• Stated task A: List every characterization technique that the ceria-supported gold catalyst excerpt names by an abbreviation.
• Stated task B: Using the ceria-supported gold catalyst excerpt, decide whether each statement agrees with it. Answer yes or no, and quote the deciding words. (i) Fresh AuNiCe had an average gold valence state of +1.7. (ii) After CO oxidation, Au nanoparticles of about 5 nm appeared for AuNiCe. (iii) For AuNiCe, the white-line intensity drastically decreased only after the WGS reaction.
• Stated task C: Write the next few sentences of the ceria-supported gold catalyst excerpt, starting after its last sentence.

• Excerpt:
[Start]

The HRTEM images of used Au/CeO2 and AuNi/CeO2 samples in Figure 6a,c,e,g determine the presence of fcc CeO2 phase in both AuCe and AuNiCe after either CO oxidation or WGS reactions. The corresponding STEM-EDS mapping results in Figure 6d,f,h verify the well dispersion of gold after reaction for the tested AuNi/CeO2 catalysts, except that ~5 nm Au nanoparticles appeared for AuCe after CO oxidation (Figure 6b), indicating the agglomeration of small-size gold species under CO + O2 working conditions without the addition of nickel.

2.5. Electronic Structure of Gold and Nickel for Ceria-Supported Catalysts

X-ray absorption near edge structure (XANES) spectroscopy was carried out to determine the electronic structure of Au in this work. Seen in Figure 7a,b, the oxidation of gold was totally different between AuCe and AuNiCe. We have run linear combination fits, and obtained the average valence states of gold to be +0.3 and +1.7 for fresh AuCe (Figure 7c) and AuNiCe (Figure 7d), respectively. Clearly, with the addition of secondary metal (Ni), the oxidized gold species become dominant on the ceria surface. Figure 7 also depicts the totally different XANES profiles of Au L3 edge for used catalysts from those of fresh samples. The intensity of white-line of AuCe sample slightly oxidized after CO oxidation reaction, but obviously decreased after WGS reaction (Figure 7a). For the AuNiCe sample, the intensity of white-line drastically decreased after both CO oxidation and WGS reactions (Figure 7b). It is worthwhile mentioning that the Au still obtained oxidized after CO oxidation, but almost equal to pure Au foil (Au0) after WGS reaction [38,39], whatever nickel is doped or not. It reveals that the reaction conditions of CO + H2O significantly reduce more fraction of gold species supported on the ceria surface than those of CO + O2.

[End]

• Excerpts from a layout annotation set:
[Start]

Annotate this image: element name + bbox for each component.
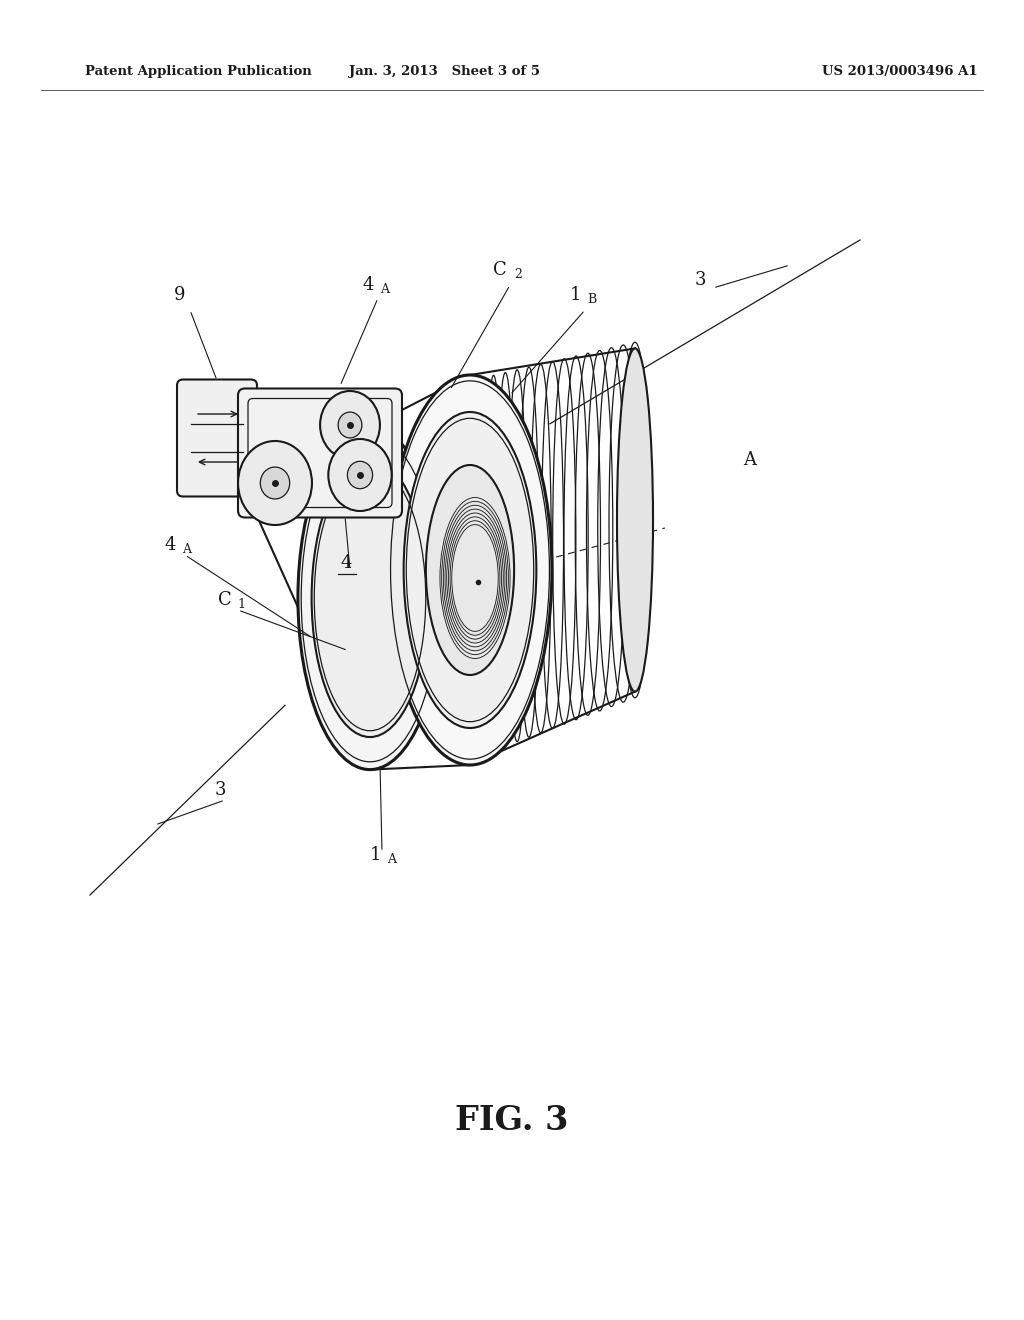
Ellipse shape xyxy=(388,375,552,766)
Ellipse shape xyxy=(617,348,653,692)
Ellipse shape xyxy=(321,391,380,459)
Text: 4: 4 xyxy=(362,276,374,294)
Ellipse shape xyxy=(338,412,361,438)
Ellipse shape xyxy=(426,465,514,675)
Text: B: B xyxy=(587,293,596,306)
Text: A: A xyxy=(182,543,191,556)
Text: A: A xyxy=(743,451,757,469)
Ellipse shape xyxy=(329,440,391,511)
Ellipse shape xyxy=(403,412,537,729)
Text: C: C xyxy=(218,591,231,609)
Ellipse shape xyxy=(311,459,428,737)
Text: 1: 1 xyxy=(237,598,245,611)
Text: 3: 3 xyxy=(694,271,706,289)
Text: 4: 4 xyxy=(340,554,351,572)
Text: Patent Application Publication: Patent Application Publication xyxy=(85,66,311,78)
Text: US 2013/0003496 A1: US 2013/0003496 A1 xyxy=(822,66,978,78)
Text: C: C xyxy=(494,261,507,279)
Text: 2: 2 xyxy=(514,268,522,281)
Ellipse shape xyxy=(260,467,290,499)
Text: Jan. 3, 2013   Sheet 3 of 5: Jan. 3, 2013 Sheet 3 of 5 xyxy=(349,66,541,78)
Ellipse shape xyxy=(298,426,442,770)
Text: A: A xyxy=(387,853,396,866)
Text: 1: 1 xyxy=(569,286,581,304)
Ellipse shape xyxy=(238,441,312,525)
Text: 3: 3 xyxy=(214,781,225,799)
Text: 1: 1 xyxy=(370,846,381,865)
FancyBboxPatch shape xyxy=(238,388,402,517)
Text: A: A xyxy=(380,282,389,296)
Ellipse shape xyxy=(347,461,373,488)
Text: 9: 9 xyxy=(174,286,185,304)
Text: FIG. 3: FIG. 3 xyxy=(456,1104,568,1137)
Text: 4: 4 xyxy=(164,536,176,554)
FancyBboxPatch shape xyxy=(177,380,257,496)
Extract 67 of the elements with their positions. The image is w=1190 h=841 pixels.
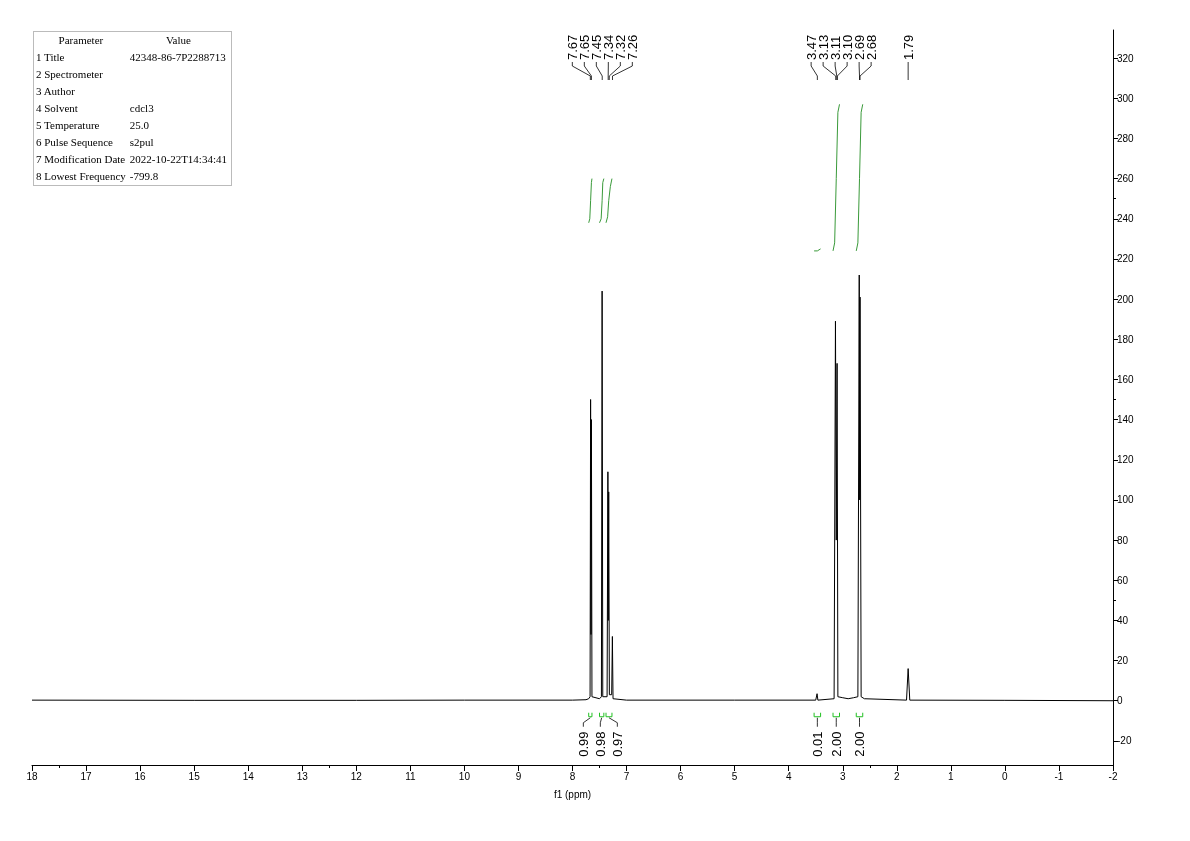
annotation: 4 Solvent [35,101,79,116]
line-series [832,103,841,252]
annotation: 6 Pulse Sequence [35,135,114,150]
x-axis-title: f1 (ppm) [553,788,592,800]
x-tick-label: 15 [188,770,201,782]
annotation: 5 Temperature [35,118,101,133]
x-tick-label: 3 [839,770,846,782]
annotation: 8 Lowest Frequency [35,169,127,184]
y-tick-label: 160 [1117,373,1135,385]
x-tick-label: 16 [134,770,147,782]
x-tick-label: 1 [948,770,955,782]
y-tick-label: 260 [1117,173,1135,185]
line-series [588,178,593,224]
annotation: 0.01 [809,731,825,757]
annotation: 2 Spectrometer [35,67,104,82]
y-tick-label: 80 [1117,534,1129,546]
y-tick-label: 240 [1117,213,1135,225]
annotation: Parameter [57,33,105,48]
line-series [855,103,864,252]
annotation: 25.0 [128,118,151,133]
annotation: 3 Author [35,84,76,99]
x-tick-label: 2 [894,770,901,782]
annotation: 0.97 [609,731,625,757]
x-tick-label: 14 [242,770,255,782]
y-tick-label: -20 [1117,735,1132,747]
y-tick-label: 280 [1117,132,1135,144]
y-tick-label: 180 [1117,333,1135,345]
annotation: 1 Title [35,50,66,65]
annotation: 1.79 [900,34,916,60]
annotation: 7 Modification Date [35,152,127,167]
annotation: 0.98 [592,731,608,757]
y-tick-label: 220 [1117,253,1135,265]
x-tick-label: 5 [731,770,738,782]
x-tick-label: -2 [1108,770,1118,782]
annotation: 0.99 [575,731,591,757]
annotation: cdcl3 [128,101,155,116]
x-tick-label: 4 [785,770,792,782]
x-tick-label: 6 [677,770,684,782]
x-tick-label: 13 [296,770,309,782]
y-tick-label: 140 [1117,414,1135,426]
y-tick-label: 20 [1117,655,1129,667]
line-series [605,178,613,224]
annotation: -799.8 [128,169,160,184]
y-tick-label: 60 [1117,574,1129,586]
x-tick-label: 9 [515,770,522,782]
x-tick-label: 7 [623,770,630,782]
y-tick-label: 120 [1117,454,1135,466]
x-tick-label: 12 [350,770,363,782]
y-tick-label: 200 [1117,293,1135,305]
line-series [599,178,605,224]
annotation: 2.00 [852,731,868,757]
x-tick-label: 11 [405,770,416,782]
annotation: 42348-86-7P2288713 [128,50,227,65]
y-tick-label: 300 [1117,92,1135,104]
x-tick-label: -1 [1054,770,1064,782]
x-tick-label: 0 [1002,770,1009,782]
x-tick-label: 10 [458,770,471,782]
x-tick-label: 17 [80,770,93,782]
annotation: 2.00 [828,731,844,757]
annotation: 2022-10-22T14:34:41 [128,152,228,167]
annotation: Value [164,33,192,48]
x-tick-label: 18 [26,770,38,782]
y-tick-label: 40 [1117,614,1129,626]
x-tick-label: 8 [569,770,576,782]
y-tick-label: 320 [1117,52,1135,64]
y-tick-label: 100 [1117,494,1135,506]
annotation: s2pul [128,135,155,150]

[End]

• Right answer A: HRTEM, STEM-EDS, XANES

• Right answer B:
(i) Yes: "+0.3 and +1.7 for fresh AuCe (Figure 7c) and AuNiCe (Figure 7d), respectively"
(ii) No: "except that ~5 nm Au nanoparticles appeared for AuCe after CO oxidation"
(iii) No: "the intensity of white-line drastically decreased after both CO oxidation and WGS reactions"

• Right answer C:
Owing to the influence of intensive fluorescence of Ce, the Ni edge cannot be measured by XAFS. Here, we applied X-ray photoelectron spectroscopy (XPS) to verify the electronic structure of nickel. Figure 8a exhibits that the unique Ni2+ species for the nickel-containing samples, whether before or after the catalytic tests. Table 1 displays that the surface concentration of nickel (fresh: 4.5 at%; used in CO oxidation: 3.8 at%; used in WGS: 4.3 at%) is almost identical the bulk concentration of nickel (3.9 at%), manifesting no nickel segregation on the surface of ceria nanorods. Besides, Figure 8a exhibits that the valence of nickel for all the used samples was remained as Ni2+ after either CO oxidation or WGS reaction. Thus, the nickel species did not change their electronic structure during reaction. In another word, the state of gold is more important to the catalytic reactivity of our AuNi/CeO2 samples.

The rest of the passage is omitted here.